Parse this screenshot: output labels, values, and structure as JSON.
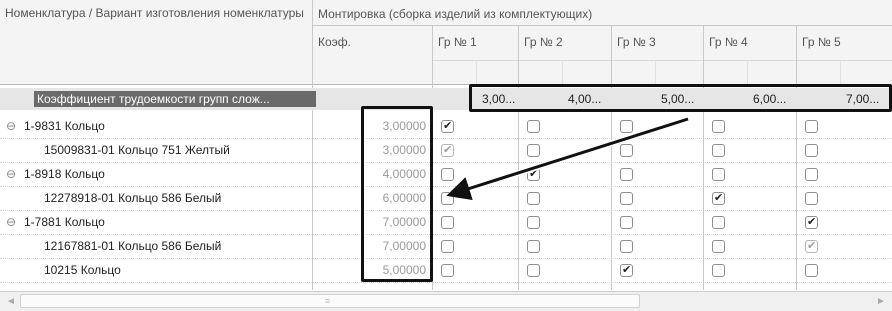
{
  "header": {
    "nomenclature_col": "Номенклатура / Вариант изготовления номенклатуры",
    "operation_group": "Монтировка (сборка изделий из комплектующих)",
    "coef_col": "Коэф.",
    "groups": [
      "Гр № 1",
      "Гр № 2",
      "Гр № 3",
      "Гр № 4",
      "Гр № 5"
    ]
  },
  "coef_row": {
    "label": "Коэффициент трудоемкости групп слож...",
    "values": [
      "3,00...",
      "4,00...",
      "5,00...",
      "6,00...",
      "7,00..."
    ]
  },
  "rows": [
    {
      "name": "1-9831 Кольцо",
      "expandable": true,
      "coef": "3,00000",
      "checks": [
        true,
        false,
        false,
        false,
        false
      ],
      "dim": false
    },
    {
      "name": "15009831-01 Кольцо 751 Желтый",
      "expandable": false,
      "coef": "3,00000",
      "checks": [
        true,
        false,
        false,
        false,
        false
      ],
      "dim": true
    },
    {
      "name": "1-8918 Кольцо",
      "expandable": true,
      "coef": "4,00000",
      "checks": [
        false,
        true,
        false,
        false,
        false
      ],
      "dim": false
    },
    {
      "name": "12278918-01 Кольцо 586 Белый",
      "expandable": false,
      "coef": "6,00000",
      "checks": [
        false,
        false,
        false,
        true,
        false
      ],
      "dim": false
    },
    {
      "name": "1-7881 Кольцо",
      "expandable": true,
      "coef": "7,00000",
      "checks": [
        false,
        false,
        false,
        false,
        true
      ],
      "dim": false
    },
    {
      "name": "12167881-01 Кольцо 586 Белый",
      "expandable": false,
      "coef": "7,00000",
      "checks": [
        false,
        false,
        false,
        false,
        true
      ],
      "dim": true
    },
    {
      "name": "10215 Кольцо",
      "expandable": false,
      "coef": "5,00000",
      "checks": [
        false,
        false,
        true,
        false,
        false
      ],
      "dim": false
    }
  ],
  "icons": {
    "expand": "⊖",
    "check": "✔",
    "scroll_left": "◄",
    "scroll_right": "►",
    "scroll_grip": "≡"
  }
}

☆ ☆ ☆ ☆ ☆ ☆ ☆

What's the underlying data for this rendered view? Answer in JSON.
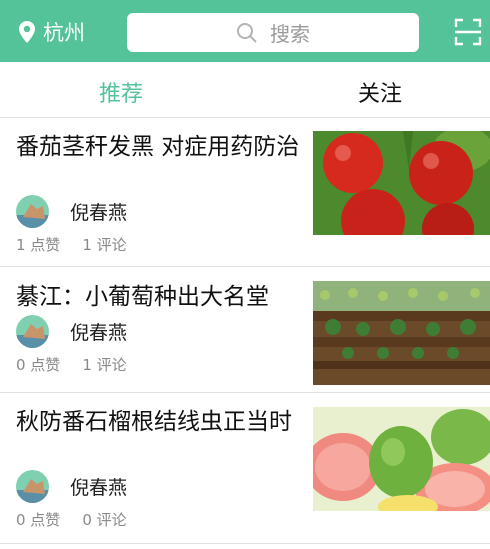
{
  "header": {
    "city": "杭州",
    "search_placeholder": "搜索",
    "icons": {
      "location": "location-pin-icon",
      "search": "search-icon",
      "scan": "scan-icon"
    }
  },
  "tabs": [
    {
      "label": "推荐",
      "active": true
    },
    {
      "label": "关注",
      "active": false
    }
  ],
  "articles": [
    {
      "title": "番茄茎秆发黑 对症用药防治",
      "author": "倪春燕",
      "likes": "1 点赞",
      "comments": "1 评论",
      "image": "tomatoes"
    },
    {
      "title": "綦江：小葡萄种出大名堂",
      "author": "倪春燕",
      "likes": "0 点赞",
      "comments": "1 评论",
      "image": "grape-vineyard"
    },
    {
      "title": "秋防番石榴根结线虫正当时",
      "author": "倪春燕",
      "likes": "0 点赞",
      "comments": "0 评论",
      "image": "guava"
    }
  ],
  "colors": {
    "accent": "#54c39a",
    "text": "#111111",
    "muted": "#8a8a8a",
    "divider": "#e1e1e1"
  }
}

☆ ☆ ☆ ☆ ☆ ☆ ☆

> [TO BE DONE]
Go through the material above and count the lines that contain "JSON"; answer with the number alone.

> [WRITTEN SOLUTION]
2